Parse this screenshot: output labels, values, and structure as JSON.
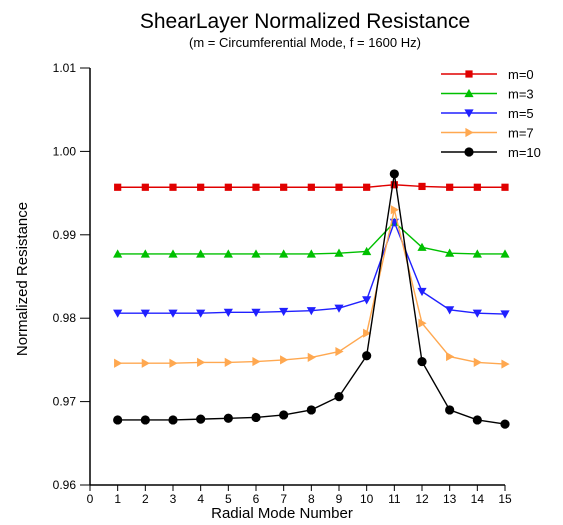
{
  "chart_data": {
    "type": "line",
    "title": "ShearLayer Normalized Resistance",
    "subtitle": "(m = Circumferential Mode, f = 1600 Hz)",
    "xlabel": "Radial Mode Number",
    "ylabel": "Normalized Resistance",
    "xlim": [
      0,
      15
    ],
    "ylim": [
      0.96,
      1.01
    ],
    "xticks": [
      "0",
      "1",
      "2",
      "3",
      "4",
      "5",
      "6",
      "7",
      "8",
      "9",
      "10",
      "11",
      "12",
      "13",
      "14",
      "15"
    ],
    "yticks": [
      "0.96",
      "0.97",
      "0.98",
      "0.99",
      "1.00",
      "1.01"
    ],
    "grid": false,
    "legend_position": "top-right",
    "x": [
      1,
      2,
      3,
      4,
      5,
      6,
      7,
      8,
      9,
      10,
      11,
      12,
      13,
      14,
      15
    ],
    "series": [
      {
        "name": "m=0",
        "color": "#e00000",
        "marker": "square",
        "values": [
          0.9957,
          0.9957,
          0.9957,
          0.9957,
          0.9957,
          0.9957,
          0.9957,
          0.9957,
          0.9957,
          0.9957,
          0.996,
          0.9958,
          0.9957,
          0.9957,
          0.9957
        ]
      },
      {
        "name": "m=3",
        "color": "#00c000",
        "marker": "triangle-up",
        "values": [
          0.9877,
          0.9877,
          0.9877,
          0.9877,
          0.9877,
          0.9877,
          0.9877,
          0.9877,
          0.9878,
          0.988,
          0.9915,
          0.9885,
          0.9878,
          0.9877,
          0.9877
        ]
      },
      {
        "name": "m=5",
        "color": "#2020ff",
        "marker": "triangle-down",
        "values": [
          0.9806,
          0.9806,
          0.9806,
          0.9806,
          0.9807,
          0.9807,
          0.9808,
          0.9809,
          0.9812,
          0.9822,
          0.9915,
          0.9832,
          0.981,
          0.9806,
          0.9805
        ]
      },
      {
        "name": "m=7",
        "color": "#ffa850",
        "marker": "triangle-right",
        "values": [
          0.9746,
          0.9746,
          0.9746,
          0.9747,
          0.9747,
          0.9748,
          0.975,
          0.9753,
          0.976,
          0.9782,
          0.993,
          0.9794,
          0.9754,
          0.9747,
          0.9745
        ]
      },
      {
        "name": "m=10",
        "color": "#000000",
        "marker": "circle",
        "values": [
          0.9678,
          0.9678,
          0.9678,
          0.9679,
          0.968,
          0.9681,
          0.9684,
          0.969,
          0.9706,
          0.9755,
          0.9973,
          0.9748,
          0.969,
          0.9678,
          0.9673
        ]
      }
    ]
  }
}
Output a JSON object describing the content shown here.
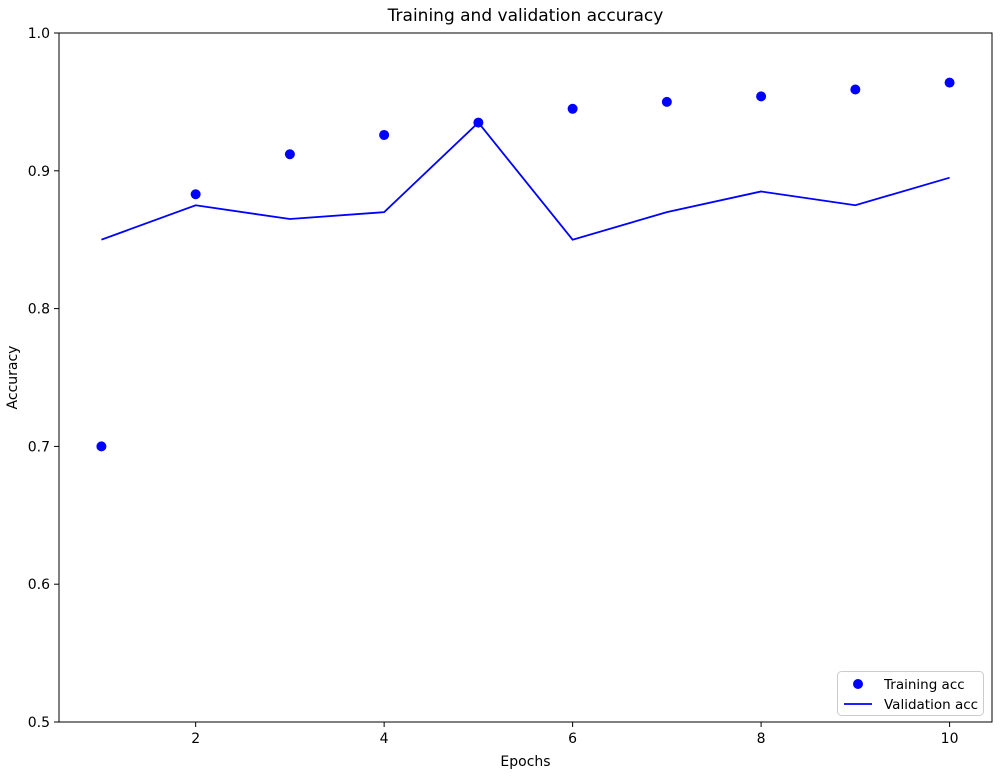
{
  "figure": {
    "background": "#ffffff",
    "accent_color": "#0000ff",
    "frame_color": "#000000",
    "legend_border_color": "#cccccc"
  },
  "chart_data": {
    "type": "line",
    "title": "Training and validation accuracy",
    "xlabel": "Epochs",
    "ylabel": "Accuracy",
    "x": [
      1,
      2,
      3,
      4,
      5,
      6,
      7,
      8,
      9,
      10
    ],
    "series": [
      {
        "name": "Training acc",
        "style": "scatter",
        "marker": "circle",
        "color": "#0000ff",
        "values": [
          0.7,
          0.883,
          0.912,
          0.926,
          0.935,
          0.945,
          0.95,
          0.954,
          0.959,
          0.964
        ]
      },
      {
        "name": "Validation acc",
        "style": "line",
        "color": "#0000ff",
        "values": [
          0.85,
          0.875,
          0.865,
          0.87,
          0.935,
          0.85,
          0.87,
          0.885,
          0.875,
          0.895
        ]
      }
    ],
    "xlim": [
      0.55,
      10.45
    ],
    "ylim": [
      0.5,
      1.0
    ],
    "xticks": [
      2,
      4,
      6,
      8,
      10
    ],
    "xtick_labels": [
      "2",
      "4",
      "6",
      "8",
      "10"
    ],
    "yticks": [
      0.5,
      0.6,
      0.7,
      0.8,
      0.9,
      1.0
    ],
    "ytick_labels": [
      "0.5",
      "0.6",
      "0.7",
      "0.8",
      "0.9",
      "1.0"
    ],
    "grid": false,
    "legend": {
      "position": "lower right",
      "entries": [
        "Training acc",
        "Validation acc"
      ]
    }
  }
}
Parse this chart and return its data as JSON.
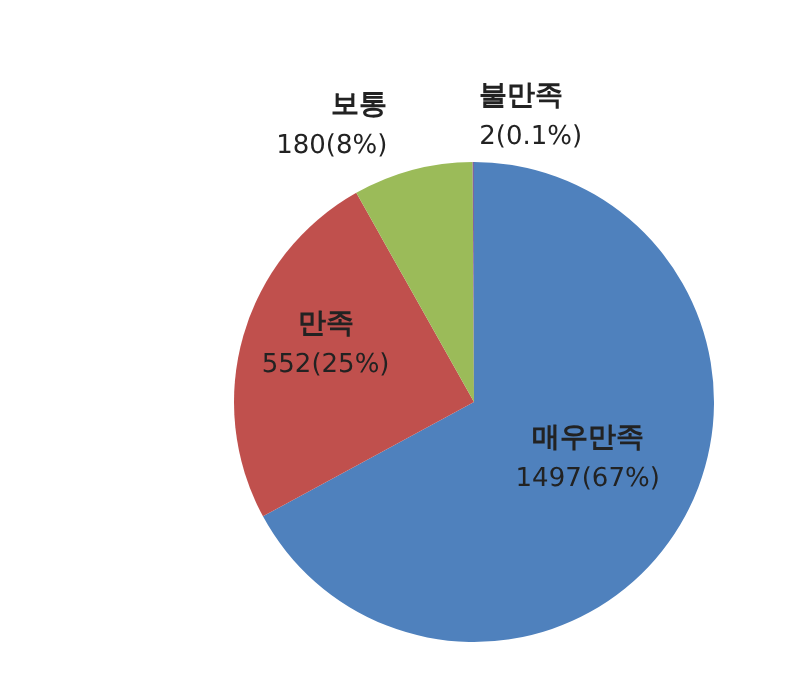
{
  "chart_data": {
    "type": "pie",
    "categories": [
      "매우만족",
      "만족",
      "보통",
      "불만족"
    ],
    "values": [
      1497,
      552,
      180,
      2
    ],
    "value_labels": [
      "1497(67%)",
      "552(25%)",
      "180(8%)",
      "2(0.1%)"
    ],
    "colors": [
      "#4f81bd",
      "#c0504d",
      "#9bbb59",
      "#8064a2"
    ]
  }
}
···
**Given problem**.
Give every line back word for word and leave the pictures out.

**The solution**.
Parse this screenshot: output labels, values, and structure as JSON.
{
  "chart_data": {
    "type": "line",
    "title": "ShearLayer Normalized Resistance",
    "subtitle": "(m = Circumferential Mode, f = 1600 Hz)",
    "xlabel": "Radial Mode Number",
    "ylabel": "Normalized Resistance",
    "xlim": [
      0,
      15
    ],
    "ylim": [
      0.96,
      1.01
    ],
    "xticks": [
      "0",
      "1",
      "2",
      "3",
      "4",
      "5",
      "6",
      "7",
      "8",
      "9",
      "10",
      "11",
      "12",
      "13",
      "14",
      "15"
    ],
    "yticks": [
      "0.96",
      "0.97",
      "0.98",
      "0.99",
      "1.00",
      "1.01"
    ],
    "grid": false,
    "legend_position": "top-right",
    "x": [
      1,
      2,
      3,
      4,
      5,
      6,
      7,
      8,
      9,
      10,
      11,
      12,
      13,
      14,
      15
    ],
    "series": [
      {
        "name": "m=0",
        "color": "#e00000",
        "marker": "square",
        "values": [
          0.9957,
          0.9957,
          0.9957,
          0.9957,
          0.9957,
          0.9957,
          0.9957,
          0.9957,
          0.9957,
          0.9957,
          0.996,
          0.9958,
          0.9957,
          0.9957,
          0.9957
        ]
      },
      {
        "name": "m=3",
        "color": "#00c000",
        "marker": "triangle-up",
        "values": [
          0.9877,
          0.9877,
          0.9877,
          0.9877,
          0.9877,
          0.9877,
          0.9877,
          0.9877,
          0.9878,
          0.988,
          0.9915,
          0.9885,
          0.9878,
          0.9877,
          0.9877
        ]
      },
      {
        "name": "m=5",
        "color": "#2020ff",
        "marker": "triangle-down",
        "values": [
          0.9806,
          0.9806,
          0.9806,
          0.9806,
          0.9807,
          0.9807,
          0.9808,
          0.9809,
          0.9812,
          0.9822,
          0.9915,
          0.9832,
          0.981,
          0.9806,
          0.9805
        ]
      },
      {
        "name": "m=7",
        "color": "#ffa850",
        "marker": "triangle-right",
        "values": [
          0.9746,
          0.9746,
          0.9746,
          0.9747,
          0.9747,
          0.9748,
          0.975,
          0.9753,
          0.976,
          0.9782,
          0.993,
          0.9794,
          0.9754,
          0.9747,
          0.9745
        ]
      },
      {
        "name": "m=10",
        "color": "#000000",
        "marker": "circle",
        "values": [
          0.9678,
          0.9678,
          0.9678,
          0.9679,
          0.968,
          0.9681,
          0.9684,
          0.969,
          0.9706,
          0.9755,
          0.9973,
          0.9748,
          0.969,
          0.9678,
          0.9673
        ]
      }
    ]
  }
}
Output a JSON object describing the content shown here.
{
  "figure": {
    "background": "#ffffff",
    "accent_color": "#0000ff",
    "frame_color": "#000000",
    "legend_border_color": "#cccccc"
  },
  "chart_data": {
    "type": "line",
    "title": "Training and validation accuracy",
    "xlabel": "Epochs",
    "ylabel": "Accuracy",
    "x": [
      1,
      2,
      3,
      4,
      5,
      6,
      7,
      8,
      9,
      10
    ],
    "series": [
      {
        "name": "Training acc",
        "style": "scatter",
        "marker": "circle",
        "color": "#0000ff",
        "values": [
          0.7,
          0.883,
          0.912,
          0.926,
          0.935,
          0.945,
          0.95,
          0.954,
          0.959,
          0.964
        ]
      },
      {
        "name": "Validation acc",
        "style": "line",
        "color": "#0000ff",
        "values": [
          0.85,
          0.875,
          0.865,
          0.87,
          0.935,
          0.85,
          0.87,
          0.885,
          0.875,
          0.895
        ]
      }
    ],
    "xlim": [
      0.55,
      10.45
    ],
    "ylim": [
      0.5,
      1.0
    ],
    "xticks": [
      2,
      4,
      6,
      8,
      10
    ],
    "xtick_labels": [
      "2",
      "4",
      "6",
      "8",
      "10"
    ],
    "yticks": [
      0.5,
      0.6,
      0.7,
      0.8,
      0.9,
      1.0
    ],
    "ytick_labels": [
      "0.5",
      "0.6",
      "0.7",
      "0.8",
      "0.9",
      "1.0"
    ],
    "grid": false,
    "legend": {
      "position": "lower right",
      "entries": [
        "Training acc",
        "Validation acc"
      ]
    }
  }
}
Parse this chart and return its data as JSON.
{
  "chart_data": {
    "type": "pie",
    "categories": [
      "매우만족",
      "만족",
      "보통",
      "불만족"
    ],
    "values": [
      1497,
      552,
      180,
      2
    ],
    "value_labels": [
      "1497(67%)",
      "552(25%)",
      "180(8%)",
      "2(0.1%)"
    ],
    "colors": [
      "#4f81bd",
      "#c0504d",
      "#9bbb59",
      "#8064a2"
    ]
  }
}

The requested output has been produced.